**Stated exercise**: Check each line for the string "invitados". Give only the count of lines that have it.

**Data listing**:
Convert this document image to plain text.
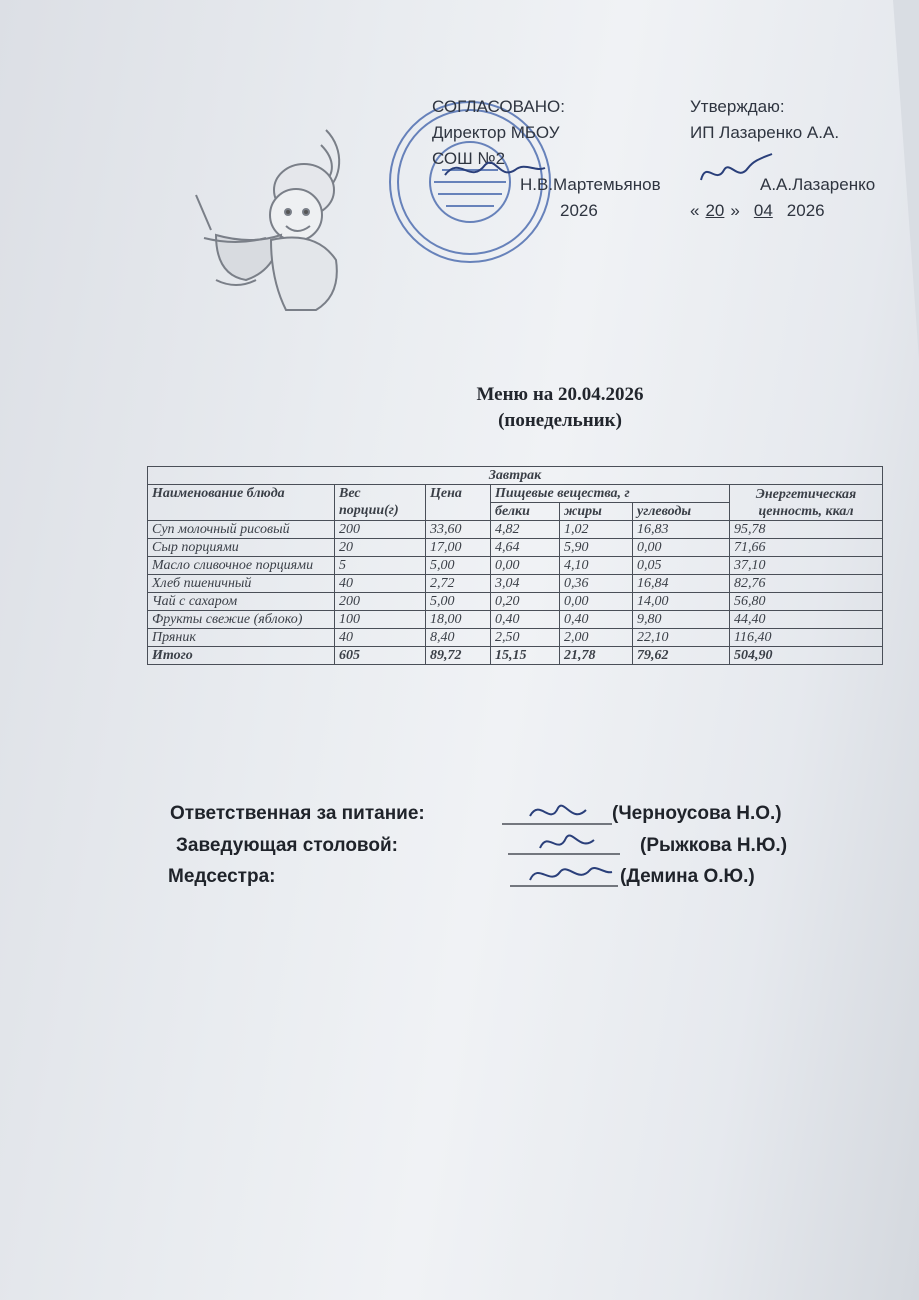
СОГЛАСОВАНО:
Директор МБОУ
СОШ №2
Н.В.Мартемьянов
2026
Утверждаю:
ИП Лазаренко А.А.
А.А.Лазаренко
« 20 » 04 2026
Меню на 20.04.2026
(понедельник)
Завтрак						
Наименование блюда	Вес порции(г)	Цена	Пищевые вещества, г			Энергетическая ценность, ккал
			белки	жиры	углеводы	
Суп молочный рисовый	200	33,60	4,82	1,02	16,83	95,78
Сыр порциями	20	17,00	4,64	5,90	0,00	71,66
Масло сливочное порциями	5	5,00	0,00	4,10	0,05	37,10
Хлеб пшеничный	40	2,72	3,04	0,36	16,84	82,76
Чай с сахаром	200	5,00	0,20	0,00	14,00	56,80
Фрукты свежие (яблоко)	100	18,00	0,40	0,40	9,80	44,40
Пряник	40	8,40	2,50	2,00	22,10	116,40
Итого	605	89,72	15,15	21,78	79,62	504,90
Ответственная за питание:	(Черноусова Н.О.)
Заведующая столовой:	(Рыжкова Н.Ю.)
Медсестра:	(Демина О.Ю.)
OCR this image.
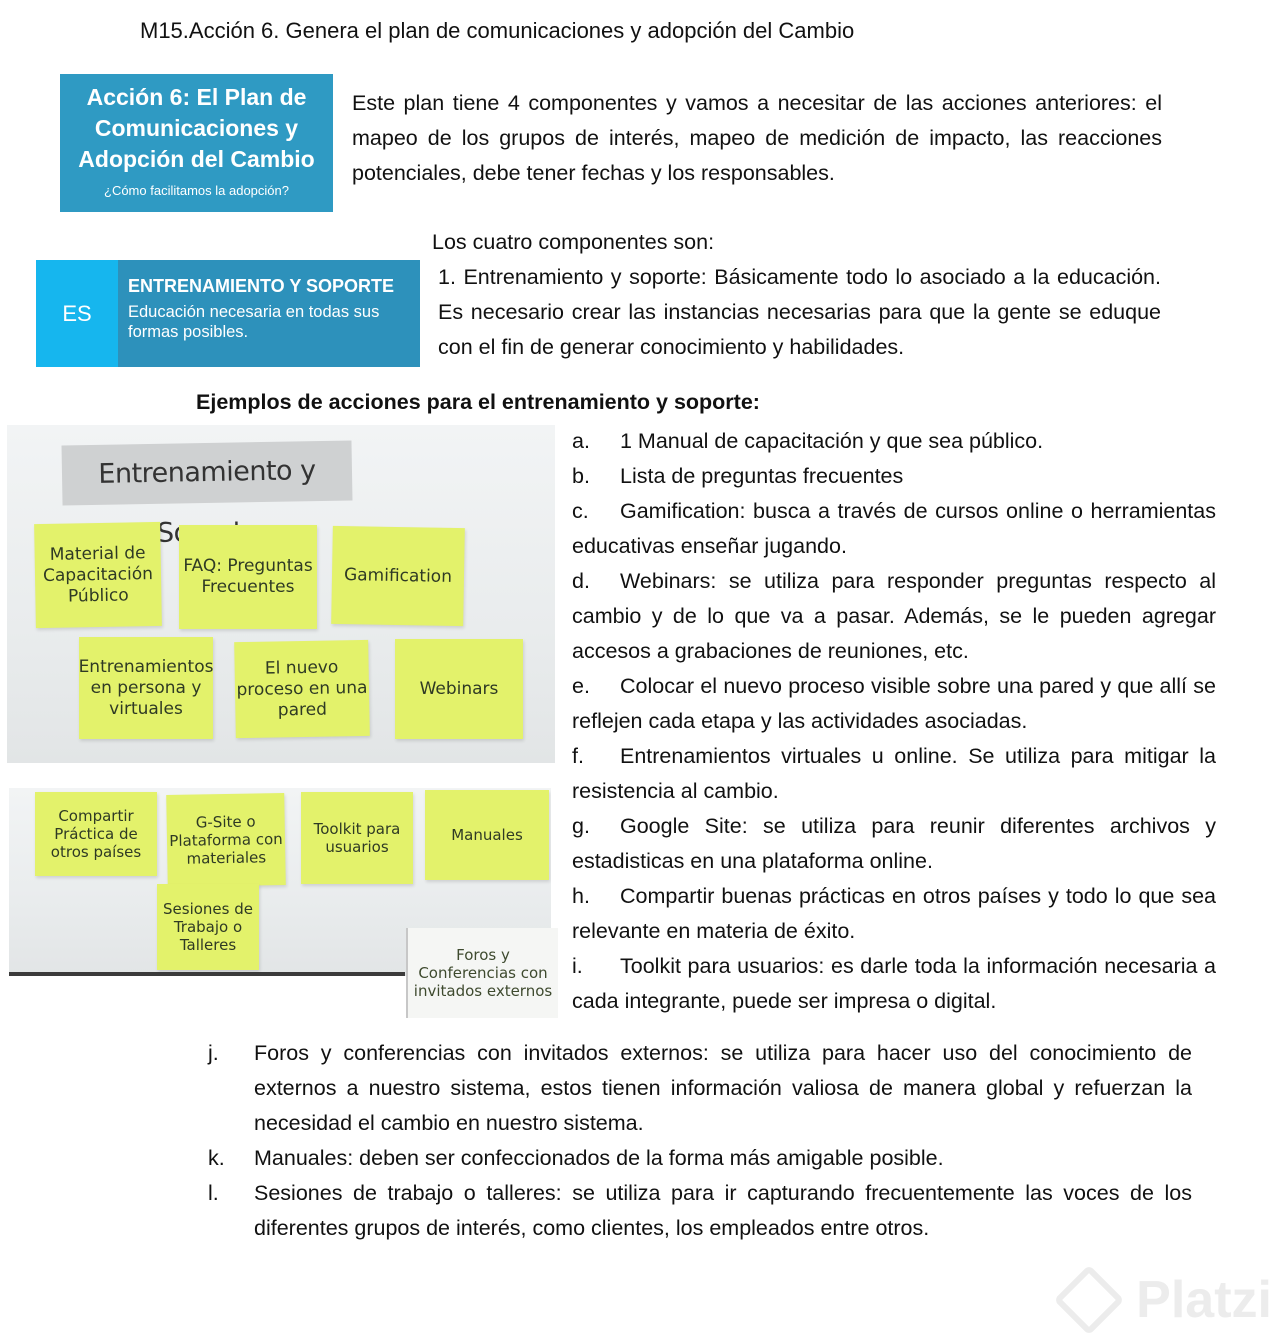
M15.Acción 6. Genera el plan de comunicaciones y adopción del Cambio
Acción 6: El Plan de Comunicaciones y Adopción del Cambio
¿Cómo facilitamos la adopción?
Este plan tiene 4 componentes y vamos a necesitar de las acciones anteriores: el mapeo de los grupos de interés, mapeo de medición de impacto, las reacciones potenciales, debe tener fechas y los responsables.
Los cuatro componentes son:
ES
ENTRENAMIENTO Y SOPORTE
Educación necesaria en todas sus formas posibles.
1. Entrenamiento y soporte: Básicamente todo lo asociado a la educación. Es necesario crear las instancias necesarias para que la gente se eduque con el fin de generar conocimiento y habilidades.
Ejemplos de acciones para el entrenamiento y soporte:
Entrenamiento y
Material de Capacitación Público
FAQ: Preguntas Frecuentes
Gamification
Entrenamientos en persona y virtuales
El nuevo proceso en una pared
Webinars
Compartir Práctica de otros países
G-Site o Plataforma con materiales
Toolkit para usuarios
Manuales
Sesiones de Trabajo o Talleres
Foros y Conferencias con invitados externos
a. 1 Manual de capacitación y que sea público.
b. Lista de preguntas frecuentes
c. Gamification: busca a través de cursos online o herramientas educativas enseñar jugando.
d. Webinars: se utiliza para responder preguntas respecto al cambio y de lo que va a pasar. Además, se le pueden agregar accesos a grabaciones de reuniones, etc.
e. Colocar el nuevo proceso visible sobre una pared y que allí se reflejen cada etapa y las actividades asociadas.
f. Entrenamientos virtuales u online. Se utiliza para mitigar la resistencia al cambio.
g. Google Site: se utiliza para reunir diferentes archivos y estadisticas en una plataforma online.
h. Compartir buenas prácticas en otros países y todo lo que sea relevante en materia de éxito.
i. Toolkit para usuarios: es darle toda la información necesaria a cada integrante, puede ser impresa o digital.
j.	Foros y conferencias con invitados externos: se utiliza para hacer uso del conocimiento de externos a nuestro sistema, estos tienen información valiosa de manera global y refuerzan la necesidad el cambio en nuestro sistema.
k.	Manuales: deben ser confeccionados de la forma más amigable posible.
l.	Sesiones de trabajo o talleres: se utiliza para ir capturando frecuentemente las voces de los diferentes grupos de interés, como clientes, los empleados entre otros.
Platzi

**The response**: 2